● **EXERCISE DETAILS**: Reproduce verbatim everything from the start of the records down to and including the line that contains "station-name: Pego: [61, 1012, 97, 1024]".

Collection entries

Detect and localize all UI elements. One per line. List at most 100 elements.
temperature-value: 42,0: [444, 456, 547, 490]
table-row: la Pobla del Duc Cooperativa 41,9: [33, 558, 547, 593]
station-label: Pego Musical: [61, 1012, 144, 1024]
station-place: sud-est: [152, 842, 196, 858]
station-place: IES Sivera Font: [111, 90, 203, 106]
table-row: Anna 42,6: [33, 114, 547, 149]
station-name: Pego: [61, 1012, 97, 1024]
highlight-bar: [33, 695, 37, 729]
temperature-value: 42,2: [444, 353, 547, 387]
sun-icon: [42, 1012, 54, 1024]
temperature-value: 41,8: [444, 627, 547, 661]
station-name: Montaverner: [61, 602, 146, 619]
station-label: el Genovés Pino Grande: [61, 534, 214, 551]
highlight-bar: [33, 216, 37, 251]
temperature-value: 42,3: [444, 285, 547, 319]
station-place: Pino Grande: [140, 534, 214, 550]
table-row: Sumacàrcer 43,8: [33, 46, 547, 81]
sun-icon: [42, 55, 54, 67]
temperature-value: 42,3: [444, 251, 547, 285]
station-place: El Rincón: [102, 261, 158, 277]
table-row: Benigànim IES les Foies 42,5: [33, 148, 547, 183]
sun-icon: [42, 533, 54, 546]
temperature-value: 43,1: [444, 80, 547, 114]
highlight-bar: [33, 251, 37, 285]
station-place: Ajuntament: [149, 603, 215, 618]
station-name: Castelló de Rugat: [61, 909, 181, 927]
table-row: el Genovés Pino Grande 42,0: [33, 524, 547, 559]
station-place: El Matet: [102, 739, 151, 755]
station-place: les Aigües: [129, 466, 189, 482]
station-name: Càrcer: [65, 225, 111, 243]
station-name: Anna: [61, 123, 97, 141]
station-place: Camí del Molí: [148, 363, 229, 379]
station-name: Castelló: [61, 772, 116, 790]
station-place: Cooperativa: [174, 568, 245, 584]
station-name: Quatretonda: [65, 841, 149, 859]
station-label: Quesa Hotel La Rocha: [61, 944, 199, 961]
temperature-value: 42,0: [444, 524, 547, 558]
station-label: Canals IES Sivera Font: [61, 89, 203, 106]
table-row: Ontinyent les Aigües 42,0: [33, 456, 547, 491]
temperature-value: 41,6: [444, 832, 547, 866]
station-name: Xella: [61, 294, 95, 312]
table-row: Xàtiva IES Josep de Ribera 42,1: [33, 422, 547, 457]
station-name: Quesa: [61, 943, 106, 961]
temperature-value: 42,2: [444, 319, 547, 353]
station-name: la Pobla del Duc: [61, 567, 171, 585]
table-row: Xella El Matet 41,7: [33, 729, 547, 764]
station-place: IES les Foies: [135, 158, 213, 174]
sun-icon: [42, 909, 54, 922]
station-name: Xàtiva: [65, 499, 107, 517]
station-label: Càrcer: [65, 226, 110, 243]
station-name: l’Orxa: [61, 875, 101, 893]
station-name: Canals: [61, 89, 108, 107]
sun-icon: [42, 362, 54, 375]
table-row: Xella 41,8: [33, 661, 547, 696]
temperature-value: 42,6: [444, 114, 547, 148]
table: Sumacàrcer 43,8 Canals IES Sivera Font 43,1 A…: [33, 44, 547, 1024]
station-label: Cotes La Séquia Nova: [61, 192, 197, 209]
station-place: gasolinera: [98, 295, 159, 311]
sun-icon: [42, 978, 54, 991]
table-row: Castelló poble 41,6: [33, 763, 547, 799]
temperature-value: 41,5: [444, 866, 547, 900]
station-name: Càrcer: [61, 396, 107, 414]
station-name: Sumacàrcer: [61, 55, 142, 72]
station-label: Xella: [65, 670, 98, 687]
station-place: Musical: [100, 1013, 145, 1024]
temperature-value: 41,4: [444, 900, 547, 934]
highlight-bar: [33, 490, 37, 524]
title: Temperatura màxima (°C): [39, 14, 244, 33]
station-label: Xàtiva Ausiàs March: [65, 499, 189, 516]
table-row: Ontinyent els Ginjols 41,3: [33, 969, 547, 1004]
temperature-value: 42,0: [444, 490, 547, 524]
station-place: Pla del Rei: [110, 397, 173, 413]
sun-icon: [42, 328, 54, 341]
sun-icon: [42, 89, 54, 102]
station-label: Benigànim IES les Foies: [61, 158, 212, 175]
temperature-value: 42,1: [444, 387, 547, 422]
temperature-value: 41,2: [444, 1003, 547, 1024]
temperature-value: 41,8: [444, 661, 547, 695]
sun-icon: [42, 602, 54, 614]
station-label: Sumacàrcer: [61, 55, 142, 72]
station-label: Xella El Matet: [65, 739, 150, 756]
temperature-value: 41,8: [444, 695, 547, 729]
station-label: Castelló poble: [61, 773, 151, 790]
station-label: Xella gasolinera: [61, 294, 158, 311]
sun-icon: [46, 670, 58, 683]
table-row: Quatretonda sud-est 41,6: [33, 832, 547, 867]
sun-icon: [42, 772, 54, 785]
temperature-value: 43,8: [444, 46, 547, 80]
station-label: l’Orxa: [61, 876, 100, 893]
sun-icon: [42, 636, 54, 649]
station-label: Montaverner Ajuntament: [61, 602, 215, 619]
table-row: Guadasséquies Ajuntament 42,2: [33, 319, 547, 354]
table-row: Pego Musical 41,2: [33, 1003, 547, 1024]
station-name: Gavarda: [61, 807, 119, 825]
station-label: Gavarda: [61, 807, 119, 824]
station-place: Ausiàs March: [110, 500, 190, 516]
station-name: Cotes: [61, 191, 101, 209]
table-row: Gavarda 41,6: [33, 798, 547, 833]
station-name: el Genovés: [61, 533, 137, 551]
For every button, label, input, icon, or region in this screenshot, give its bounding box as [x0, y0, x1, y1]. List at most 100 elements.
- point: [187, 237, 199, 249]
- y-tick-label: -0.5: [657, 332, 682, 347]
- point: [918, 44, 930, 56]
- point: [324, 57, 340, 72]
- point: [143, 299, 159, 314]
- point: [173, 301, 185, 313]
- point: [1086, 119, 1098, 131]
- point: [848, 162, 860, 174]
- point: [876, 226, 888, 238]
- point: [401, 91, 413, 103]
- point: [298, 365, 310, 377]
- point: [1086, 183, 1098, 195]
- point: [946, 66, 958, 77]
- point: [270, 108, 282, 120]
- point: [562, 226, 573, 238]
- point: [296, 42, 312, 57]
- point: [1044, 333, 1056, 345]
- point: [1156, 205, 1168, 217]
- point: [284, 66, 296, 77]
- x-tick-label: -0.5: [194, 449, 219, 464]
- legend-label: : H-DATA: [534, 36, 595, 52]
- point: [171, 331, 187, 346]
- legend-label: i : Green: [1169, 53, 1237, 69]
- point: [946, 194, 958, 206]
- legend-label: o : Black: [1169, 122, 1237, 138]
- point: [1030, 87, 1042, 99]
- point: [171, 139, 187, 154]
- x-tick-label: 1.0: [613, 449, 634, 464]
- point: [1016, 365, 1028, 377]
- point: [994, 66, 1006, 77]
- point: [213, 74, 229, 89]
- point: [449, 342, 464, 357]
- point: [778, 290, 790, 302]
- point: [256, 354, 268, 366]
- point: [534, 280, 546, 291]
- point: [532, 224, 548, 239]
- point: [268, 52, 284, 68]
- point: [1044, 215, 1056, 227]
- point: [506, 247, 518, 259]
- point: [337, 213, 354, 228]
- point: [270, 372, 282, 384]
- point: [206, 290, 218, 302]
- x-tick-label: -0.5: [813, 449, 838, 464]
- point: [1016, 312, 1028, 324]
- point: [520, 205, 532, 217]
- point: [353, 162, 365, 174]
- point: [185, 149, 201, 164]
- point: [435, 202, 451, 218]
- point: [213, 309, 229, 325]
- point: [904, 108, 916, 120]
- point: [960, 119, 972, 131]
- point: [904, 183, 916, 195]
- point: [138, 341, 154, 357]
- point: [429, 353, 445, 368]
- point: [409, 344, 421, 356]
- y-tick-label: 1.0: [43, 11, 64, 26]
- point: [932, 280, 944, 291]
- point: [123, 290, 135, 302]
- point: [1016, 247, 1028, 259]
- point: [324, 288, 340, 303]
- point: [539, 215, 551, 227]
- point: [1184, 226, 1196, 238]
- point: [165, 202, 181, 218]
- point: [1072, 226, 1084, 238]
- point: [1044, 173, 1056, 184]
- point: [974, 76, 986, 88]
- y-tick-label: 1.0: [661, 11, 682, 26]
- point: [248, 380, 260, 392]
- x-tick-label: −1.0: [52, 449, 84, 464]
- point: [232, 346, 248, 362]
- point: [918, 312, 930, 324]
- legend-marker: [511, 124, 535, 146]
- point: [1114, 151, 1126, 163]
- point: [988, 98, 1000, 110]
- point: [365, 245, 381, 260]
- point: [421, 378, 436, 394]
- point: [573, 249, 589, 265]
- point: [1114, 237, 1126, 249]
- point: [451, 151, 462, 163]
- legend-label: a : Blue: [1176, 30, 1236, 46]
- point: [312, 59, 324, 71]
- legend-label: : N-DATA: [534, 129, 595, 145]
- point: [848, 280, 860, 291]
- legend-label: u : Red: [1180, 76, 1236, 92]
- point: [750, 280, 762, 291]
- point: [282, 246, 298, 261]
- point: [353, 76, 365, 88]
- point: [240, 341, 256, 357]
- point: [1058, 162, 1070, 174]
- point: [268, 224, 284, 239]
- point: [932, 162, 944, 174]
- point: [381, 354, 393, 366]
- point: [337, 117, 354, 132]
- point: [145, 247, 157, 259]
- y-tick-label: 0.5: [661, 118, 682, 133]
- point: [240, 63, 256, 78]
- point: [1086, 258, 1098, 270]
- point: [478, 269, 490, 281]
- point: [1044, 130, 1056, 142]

● **RESPONSE FOR THIS EXERCISE**:
Detect and localize all UI elements. One per line. List at most 100 elements.
temperature-value: 42,0: [444, 456, 547, 490]
table-row: la Pobla del Duc Cooperativa 41,9: [33, 558, 547, 593]
station-label: Pego Musical: [61, 1012, 144, 1024]
station-place: sud-est: [152, 842, 196, 858]
station-place: IES Sivera Font: [111, 90, 203, 106]
table-row: Anna 42,6: [33, 114, 547, 149]
station-name: Pego: [61, 1012, 97, 1024]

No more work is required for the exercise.